• [INPUT DATA]
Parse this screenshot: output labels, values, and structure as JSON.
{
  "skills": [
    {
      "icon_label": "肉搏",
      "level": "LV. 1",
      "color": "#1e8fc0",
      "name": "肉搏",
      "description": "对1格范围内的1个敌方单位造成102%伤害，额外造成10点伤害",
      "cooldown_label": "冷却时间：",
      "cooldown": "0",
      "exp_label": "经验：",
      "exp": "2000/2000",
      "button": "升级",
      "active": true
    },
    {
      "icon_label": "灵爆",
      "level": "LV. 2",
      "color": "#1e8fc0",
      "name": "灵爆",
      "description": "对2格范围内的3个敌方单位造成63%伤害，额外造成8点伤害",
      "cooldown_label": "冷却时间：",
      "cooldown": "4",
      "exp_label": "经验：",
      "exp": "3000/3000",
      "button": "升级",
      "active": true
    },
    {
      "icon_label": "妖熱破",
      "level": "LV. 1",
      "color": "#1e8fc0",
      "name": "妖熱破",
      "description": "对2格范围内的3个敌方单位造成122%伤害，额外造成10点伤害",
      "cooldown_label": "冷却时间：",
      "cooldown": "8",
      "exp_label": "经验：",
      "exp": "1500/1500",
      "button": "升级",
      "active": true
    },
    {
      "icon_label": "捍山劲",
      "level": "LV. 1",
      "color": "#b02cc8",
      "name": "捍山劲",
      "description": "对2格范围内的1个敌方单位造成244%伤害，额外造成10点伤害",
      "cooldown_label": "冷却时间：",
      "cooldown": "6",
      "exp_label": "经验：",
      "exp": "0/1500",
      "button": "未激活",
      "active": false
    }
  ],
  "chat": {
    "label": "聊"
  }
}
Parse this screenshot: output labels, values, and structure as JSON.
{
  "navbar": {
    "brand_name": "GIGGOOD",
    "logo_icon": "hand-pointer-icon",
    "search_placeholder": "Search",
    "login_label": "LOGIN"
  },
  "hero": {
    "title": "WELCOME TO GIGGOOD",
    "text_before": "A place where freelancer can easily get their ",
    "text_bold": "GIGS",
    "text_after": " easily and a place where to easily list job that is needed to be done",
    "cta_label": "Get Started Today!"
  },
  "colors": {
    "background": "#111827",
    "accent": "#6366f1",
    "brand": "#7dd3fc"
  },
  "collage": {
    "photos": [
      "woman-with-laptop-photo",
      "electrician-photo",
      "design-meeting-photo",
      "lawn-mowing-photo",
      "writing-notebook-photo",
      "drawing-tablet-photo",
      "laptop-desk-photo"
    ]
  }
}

• [WRITTEN PROBLEM]
Please restate the records in full, word for word.

• [SOLUTION]
Parse this screenshot: output labels, values, and structure as JSON.
{
  "skills": [
    {
      "icon_label": "肉搏",
      "level": "LV. 1",
      "color": "#1e8fc0",
      "name": "肉搏",
      "description": "对1格范围内的1个敌方单位造成102%伤害，额外造成10点伤害",
      "cooldown_label": "冷却时间：",
      "cooldown": "0",
      "exp_label": "经验：",
      "exp": "2000/2000",
      "button": "升级",
      "active": true
    },
    {
      "icon_label": "灵爆",
      "level": "LV. 2",
      "color": "#1e8fc0",
      "name": "灵爆",
      "description": "对2格范围内的3个敌方单位造成63%伤害，额外造成8点伤害",
      "cooldown_label": "冷却时间：",
      "cooldown": "4",
      "exp_label": "经验：",
      "exp": "3000/3000",
      "button": "升级",
      "active": true
    },
    {
      "icon_label": "妖熱破",
      "level": "LV. 1",
      "color": "#1e8fc0",
      "name": "妖熱破",
      "description": "对2格范围内的3个敌方单位造成122%伤害，额外造成10点伤害",
      "cooldown_label": "冷却时间：",
      "cooldown": "8",
      "exp_label": "经验：",
      "exp": "1500/1500",
      "button": "升级",
      "active": true
    },
    {
      "icon_label": "捍山劲",
      "level": "LV. 1",
      "color": "#b02cc8",
      "name": "捍山劲",
      "description": "对2格范围内的1个敌方单位造成244%伤害，额外造成10点伤害",
      "cooldown_label": "冷却时间：",
      "cooldown": "6",
      "exp_label": "经验：",
      "exp": "0/1500",
      "button": "未激活",
      "active": false
    }
  ],
  "chat": {
    "label": "聊"
  }
}
Parse this screenshot: output labels, values, and structure as JSON.
{
  "navbar": {
    "brand_name": "GIGGOOD",
    "logo_icon": "hand-pointer-icon",
    "search_placeholder": "Search",
    "login_label": "LOGIN"
  },
  "hero": {
    "title": "WELCOME TO GIGGOOD",
    "text_before": "A place where freelancer can easily get their ",
    "text_bold": "GIGS",
    "text_after": " easily and a place where to easily list job that is needed to be done",
    "cta_label": "Get Started Today!"
  },
  "colors": {
    "background": "#111827",
    "accent": "#6366f1",
    "brand": "#7dd3fc"
  },
  "collage": {
    "photos": [
      "woman-with-laptop-photo",
      "electrician-photo",
      "design-meeting-photo",
      "lawn-mowing-photo",
      "writing-notebook-photo",
      "drawing-tablet-photo",
      "laptop-desk-photo"
    ]
  }
}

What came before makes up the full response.